▶ SUPPLIED TEXT:
[Start of Attachment]
Tegin (𐱅𐰃𐰏𐰤, also tigin, MC *dək-gɨn > Pinyin: Tèqín; 特勤, erroneously Tèlè 特勒) is a Turkic title, commonly attachable to the names of the junior members of the Khagan's family. However, Ligeti cast doubts on the Turkic provenance by pointing to the non-Turkic plural form tegit. According to Mahmud al-Kashgari, tegin means 'servant, slave' (kul, köle).

==History==
History records many people carrying the title Tegin. The best known is Kül Tigin (闕特勤 (Queteqin), erroneously 闕特勒 (Quētèlè)), noted for the stele in his memory in the Orkhon inscriptions. Some Tegins founded and headed their own states. Alp-Tegin, founder of the Ghazni state, which grew into the Ghaznavid Empire; Arslan Tegin and Bughra Tegin, both instrumental in the creation of the Kara-Khanid Kaganate. The Chinese History of the Northern Dynasties states that the Hephthalite emperor of the Gandhara state was from a ruling clan of the neighboring Tegin state. With time, the title tegin became a popular personal name and now perseveres both as personal and family name, predominantly in the South Asia and Middle East areas. The Hungarian name Tétény, in old Hungarian Tühütüm likely descends from the title Tegin.
[End of Attachment]
▶ WHAT THIS EXERCISE ASKS:
**1)** Could you rewrite the passage on the title Tegin, starting with "Tegin (𐱅𐰃𐰏𐰤, also" and going on through "slave' (kul, köle).", substituting "younger" for "junior"?
**2)** In the passage on the title Tegin, who founded the Ghazni state?

▶ RECORD SET:
[Start of Attachment]
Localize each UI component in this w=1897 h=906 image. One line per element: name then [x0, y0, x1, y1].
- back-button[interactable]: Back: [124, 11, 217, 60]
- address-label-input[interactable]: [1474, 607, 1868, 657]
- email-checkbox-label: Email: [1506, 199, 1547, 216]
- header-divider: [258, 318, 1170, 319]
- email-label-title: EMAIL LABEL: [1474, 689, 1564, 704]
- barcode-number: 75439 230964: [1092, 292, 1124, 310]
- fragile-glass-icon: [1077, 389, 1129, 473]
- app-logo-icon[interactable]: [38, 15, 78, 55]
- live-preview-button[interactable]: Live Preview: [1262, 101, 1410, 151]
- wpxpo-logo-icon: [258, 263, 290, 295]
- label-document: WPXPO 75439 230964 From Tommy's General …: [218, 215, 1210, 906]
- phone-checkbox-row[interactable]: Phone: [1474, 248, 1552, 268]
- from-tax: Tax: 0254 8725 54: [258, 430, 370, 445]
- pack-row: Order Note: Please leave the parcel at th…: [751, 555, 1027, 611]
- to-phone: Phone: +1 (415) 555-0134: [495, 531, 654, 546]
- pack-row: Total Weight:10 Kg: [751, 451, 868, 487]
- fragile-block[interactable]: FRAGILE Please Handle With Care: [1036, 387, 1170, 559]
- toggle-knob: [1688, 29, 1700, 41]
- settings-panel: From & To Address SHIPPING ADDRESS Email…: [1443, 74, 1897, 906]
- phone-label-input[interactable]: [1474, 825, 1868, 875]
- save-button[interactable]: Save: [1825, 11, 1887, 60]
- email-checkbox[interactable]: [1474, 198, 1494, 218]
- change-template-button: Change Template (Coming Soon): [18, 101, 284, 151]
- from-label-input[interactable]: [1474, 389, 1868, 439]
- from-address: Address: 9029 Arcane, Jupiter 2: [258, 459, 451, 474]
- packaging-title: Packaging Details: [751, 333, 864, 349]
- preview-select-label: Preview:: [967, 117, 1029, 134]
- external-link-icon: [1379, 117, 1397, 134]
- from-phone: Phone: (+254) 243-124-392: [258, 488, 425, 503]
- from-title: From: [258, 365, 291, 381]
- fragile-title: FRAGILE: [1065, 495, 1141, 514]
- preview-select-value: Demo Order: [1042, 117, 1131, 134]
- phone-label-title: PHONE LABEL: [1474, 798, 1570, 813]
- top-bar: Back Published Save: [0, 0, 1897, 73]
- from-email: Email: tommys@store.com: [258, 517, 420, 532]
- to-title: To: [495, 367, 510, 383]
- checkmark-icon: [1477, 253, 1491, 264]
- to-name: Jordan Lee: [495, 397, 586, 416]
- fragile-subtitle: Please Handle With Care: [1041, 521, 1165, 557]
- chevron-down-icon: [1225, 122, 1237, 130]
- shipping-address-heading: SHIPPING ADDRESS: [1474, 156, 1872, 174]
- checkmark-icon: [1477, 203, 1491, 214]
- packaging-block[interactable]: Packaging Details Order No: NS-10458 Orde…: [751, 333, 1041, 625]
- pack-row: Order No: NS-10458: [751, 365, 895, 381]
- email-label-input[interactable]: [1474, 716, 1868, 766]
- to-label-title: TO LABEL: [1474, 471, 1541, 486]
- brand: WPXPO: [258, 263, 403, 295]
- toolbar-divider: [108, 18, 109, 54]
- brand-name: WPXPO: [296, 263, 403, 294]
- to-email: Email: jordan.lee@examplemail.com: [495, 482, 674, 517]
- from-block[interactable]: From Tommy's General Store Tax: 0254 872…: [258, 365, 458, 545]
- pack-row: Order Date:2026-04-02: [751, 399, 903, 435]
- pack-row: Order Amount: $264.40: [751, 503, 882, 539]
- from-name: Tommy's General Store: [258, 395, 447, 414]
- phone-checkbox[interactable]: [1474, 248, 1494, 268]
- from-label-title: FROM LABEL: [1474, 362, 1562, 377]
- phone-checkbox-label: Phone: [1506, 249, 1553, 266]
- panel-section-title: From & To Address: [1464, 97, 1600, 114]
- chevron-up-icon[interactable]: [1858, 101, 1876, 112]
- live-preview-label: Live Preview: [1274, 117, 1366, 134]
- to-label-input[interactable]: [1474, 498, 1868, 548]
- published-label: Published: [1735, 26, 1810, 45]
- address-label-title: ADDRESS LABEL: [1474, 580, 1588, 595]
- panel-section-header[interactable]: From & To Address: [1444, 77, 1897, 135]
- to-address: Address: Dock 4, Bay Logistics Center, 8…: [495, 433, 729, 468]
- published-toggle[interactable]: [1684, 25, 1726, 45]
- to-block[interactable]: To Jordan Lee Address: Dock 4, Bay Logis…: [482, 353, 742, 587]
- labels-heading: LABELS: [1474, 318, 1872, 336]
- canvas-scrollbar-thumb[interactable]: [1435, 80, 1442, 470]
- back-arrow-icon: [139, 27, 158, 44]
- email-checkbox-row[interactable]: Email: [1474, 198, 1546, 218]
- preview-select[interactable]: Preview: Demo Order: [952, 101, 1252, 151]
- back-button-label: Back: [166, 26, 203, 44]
[End of Attachment]
▶ RESULTS OF THE EXERCISE:
**1)**
Tegin (𐱅𐰃𐰏𐰤, also tigin, MC *dək-gɨn > Pinyin: Tèqín; 特勤, erroneously Tèlè 特勒) is a Turkic title, commonly attachable to the names of the younger members of the Khagan's family. However, Ligeti cast doubts on the Turkic provenance by pointing to the non-Turkic plural form tegit. According to Mahmud al-Kashgari, tegin means 'servant, slave' (kul, köle).

**2)** Alp-Tegin